TO DO: Find every line in the records that holds the string "Project". Copy each one.

(Dataset excerpts)
>> Begin

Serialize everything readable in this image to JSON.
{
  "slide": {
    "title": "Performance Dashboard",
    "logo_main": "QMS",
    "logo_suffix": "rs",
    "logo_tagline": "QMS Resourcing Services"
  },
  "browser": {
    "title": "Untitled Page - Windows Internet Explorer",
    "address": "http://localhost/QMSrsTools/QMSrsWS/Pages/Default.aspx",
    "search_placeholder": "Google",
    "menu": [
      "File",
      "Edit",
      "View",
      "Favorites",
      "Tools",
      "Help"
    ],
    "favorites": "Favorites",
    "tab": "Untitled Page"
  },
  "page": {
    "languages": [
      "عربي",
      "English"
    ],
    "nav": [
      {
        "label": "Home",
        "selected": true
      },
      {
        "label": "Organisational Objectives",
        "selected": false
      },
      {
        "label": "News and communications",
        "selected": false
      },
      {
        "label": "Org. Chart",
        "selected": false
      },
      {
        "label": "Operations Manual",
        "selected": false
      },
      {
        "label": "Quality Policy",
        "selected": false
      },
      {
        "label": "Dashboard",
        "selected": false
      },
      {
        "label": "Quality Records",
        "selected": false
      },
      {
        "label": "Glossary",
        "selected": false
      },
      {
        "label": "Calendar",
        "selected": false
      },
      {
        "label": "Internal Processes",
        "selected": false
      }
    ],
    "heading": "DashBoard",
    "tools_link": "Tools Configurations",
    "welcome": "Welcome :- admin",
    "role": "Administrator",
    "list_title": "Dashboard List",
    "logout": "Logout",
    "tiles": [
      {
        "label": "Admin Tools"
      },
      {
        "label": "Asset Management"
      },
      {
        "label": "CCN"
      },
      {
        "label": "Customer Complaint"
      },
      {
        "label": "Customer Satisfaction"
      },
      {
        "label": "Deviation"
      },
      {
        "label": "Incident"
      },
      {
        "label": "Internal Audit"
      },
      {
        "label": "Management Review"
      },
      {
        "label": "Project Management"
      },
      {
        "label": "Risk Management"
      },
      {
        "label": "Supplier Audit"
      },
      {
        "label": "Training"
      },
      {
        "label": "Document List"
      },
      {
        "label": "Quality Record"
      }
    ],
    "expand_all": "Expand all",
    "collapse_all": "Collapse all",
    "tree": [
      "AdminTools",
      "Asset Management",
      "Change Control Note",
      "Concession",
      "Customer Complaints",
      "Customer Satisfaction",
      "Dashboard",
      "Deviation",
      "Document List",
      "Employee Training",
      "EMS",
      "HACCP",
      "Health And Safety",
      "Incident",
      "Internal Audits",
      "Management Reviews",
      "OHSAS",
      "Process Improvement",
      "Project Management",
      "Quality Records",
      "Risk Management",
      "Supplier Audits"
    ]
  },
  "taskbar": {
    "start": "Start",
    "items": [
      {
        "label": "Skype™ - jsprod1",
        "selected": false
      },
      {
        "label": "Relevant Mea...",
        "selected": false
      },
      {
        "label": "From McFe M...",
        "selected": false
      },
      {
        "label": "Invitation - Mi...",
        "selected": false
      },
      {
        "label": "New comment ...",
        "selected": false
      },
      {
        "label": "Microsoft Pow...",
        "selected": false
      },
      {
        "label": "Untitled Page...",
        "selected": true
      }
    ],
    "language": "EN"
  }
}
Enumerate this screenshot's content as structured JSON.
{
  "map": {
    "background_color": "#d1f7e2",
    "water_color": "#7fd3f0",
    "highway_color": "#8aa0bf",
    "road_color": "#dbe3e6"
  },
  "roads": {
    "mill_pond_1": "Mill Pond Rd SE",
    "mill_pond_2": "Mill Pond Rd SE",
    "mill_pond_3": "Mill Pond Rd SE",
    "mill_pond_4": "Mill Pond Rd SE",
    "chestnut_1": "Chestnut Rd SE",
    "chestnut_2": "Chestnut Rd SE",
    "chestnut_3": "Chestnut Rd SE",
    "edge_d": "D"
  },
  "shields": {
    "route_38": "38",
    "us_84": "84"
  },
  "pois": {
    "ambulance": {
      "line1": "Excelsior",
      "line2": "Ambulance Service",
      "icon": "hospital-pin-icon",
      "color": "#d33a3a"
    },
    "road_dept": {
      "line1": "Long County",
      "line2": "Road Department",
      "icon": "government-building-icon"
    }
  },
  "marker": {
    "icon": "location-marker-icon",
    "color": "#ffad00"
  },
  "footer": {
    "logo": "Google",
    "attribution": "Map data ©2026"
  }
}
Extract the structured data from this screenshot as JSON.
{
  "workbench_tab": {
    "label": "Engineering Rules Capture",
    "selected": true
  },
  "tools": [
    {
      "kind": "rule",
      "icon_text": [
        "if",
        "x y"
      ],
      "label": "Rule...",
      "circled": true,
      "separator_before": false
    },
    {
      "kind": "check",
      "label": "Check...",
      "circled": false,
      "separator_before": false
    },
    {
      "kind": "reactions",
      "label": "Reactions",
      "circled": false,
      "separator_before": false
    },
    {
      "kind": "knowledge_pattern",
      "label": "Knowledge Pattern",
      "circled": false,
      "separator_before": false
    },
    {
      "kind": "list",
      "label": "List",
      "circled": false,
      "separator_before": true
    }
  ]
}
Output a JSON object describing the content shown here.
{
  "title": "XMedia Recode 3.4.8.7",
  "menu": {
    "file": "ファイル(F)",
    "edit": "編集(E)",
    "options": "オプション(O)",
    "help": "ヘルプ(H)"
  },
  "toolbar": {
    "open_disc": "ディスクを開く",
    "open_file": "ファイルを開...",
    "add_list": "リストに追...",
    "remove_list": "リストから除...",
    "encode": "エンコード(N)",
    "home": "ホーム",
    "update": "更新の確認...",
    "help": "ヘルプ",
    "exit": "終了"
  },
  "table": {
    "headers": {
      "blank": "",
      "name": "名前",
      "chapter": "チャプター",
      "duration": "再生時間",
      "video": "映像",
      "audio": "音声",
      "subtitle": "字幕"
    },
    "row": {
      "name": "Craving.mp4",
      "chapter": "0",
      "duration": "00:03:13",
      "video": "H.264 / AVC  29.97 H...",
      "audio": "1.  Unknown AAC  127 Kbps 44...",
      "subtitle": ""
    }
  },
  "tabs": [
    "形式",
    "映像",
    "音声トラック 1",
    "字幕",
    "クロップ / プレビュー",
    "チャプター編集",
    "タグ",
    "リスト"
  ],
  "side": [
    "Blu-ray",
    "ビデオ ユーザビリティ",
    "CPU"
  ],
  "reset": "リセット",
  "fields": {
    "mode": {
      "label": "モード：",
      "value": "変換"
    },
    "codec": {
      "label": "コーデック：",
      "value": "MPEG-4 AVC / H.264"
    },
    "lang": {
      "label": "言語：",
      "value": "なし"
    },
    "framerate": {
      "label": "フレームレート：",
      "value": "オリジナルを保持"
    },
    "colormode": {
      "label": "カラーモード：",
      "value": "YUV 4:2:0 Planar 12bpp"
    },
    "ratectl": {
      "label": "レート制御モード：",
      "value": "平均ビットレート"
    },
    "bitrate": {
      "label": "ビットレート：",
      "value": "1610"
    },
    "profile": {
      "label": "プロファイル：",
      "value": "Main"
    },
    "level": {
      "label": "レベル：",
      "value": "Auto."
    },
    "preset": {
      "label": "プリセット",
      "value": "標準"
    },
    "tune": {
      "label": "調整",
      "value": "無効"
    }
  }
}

>> End

ANSWER BELOW:
        "label": "Project Management"
      "Project Management",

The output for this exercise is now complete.